> **What is required**
Determine the number of lines in the data that include the word "uploaded", and write only that number.

[start Extracted material]

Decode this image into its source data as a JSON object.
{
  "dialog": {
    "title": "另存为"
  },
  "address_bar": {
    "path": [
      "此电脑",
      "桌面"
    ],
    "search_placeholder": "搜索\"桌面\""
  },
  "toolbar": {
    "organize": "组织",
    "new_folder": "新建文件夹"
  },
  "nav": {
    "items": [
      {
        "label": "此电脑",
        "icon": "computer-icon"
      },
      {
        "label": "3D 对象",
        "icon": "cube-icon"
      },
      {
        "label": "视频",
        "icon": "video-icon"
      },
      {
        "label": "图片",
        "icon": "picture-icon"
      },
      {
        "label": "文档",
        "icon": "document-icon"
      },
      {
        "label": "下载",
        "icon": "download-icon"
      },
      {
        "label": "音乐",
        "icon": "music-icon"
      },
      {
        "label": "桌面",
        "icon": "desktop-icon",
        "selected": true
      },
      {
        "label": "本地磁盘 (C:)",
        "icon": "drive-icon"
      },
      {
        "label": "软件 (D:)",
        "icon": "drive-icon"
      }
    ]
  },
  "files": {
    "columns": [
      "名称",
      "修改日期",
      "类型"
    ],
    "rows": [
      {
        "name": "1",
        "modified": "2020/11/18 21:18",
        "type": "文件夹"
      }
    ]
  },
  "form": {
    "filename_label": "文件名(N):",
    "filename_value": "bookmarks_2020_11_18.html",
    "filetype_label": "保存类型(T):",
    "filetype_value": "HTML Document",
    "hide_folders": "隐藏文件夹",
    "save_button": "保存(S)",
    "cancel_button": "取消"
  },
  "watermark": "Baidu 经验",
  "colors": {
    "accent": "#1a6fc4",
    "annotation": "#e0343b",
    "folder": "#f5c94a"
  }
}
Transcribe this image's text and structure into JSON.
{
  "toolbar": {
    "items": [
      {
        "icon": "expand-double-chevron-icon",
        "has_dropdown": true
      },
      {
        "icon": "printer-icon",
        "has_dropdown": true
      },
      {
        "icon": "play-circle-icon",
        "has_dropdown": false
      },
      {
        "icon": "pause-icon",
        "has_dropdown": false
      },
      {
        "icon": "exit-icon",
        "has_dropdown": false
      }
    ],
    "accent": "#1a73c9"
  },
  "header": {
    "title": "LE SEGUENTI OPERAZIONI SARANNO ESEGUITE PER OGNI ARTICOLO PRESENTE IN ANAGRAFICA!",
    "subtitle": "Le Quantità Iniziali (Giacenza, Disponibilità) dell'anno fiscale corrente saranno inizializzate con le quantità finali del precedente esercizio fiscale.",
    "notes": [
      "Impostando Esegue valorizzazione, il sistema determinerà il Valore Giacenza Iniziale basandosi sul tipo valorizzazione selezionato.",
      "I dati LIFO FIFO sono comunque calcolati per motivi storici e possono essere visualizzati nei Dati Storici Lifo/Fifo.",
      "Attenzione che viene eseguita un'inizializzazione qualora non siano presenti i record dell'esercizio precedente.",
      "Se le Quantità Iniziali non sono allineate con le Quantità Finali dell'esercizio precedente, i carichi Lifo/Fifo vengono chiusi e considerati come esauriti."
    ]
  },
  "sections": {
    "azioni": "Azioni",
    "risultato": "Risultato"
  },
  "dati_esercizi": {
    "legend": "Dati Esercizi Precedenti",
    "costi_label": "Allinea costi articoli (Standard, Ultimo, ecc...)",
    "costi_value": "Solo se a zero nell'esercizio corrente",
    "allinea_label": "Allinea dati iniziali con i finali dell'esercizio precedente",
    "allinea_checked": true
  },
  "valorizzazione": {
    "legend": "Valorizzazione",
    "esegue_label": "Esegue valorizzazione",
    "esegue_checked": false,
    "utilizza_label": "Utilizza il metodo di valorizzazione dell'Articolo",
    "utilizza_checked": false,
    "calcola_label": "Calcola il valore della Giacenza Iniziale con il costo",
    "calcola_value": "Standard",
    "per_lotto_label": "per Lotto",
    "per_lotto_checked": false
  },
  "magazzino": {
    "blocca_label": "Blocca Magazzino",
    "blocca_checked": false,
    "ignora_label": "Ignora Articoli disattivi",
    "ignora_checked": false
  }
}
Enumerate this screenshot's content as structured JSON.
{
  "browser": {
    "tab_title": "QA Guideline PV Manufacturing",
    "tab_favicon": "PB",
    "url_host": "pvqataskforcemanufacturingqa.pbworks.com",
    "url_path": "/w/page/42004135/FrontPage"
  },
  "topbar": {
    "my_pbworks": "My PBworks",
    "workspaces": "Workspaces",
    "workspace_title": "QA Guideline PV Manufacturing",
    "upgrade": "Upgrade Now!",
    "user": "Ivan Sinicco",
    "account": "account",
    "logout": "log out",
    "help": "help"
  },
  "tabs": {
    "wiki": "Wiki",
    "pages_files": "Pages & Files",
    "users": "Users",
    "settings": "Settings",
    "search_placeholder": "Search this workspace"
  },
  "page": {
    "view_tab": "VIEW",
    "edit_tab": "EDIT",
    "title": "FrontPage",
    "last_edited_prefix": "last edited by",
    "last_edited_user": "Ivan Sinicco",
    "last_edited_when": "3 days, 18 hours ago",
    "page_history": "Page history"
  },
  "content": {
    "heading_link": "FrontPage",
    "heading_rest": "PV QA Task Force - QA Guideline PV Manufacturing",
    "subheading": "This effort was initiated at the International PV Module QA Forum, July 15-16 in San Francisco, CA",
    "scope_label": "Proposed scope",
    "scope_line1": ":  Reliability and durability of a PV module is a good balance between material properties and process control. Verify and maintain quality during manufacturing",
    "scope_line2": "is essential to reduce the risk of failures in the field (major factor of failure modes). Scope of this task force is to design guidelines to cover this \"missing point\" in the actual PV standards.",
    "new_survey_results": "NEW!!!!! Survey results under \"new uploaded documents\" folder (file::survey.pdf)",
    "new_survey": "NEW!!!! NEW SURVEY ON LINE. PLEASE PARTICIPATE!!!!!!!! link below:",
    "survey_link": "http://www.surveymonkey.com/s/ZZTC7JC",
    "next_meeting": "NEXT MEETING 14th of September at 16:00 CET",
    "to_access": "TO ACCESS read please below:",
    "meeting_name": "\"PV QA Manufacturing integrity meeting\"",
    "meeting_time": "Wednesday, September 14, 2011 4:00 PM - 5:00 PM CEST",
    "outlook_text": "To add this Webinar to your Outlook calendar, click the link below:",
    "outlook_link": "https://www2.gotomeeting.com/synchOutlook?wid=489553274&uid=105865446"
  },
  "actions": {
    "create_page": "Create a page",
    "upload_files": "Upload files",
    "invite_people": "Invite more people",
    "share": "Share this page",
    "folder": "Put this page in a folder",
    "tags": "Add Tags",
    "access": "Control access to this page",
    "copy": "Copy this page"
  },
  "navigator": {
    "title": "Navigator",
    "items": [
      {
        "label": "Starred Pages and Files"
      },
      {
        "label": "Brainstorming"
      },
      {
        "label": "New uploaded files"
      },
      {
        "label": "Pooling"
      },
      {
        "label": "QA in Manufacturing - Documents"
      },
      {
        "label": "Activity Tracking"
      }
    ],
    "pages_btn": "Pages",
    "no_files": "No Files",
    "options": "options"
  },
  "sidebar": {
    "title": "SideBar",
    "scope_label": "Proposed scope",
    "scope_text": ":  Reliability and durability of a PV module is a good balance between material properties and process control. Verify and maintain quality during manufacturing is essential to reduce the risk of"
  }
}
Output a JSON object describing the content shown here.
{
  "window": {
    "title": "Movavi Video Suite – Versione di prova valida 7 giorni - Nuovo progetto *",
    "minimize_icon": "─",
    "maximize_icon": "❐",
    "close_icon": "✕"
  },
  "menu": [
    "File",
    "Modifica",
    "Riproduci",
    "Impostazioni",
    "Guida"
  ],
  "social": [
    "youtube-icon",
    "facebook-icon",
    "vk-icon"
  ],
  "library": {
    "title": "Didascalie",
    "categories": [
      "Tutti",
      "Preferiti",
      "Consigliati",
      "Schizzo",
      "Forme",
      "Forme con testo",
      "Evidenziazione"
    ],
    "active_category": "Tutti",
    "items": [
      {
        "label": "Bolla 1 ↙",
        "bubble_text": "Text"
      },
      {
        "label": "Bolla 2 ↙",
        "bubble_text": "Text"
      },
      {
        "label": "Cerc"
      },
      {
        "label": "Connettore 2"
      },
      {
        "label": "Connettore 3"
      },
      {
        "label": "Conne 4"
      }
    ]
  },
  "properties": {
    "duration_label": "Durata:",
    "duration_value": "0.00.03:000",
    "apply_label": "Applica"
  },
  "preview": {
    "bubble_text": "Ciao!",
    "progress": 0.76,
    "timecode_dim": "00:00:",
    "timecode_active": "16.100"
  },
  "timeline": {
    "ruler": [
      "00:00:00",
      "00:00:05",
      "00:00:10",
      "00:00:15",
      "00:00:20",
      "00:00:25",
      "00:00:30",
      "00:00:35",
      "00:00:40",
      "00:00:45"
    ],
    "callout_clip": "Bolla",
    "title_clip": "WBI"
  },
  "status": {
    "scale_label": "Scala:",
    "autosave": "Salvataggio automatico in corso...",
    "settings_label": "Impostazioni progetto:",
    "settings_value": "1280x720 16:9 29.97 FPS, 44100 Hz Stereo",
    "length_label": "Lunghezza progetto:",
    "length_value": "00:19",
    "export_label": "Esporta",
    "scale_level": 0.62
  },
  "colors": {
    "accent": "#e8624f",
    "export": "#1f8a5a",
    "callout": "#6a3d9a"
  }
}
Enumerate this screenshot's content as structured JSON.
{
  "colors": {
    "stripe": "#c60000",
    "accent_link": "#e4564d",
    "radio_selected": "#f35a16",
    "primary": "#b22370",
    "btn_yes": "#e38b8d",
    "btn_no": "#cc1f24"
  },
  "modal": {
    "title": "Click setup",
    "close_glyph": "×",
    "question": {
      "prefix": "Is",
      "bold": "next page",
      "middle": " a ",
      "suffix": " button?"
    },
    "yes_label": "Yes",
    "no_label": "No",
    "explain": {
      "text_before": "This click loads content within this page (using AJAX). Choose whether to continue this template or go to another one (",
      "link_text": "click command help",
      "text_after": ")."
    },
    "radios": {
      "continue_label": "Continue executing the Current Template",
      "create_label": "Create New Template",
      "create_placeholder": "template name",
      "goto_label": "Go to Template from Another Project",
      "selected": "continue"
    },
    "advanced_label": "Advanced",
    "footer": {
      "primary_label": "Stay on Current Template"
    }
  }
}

[end Extracted material]

> **Written solution**
2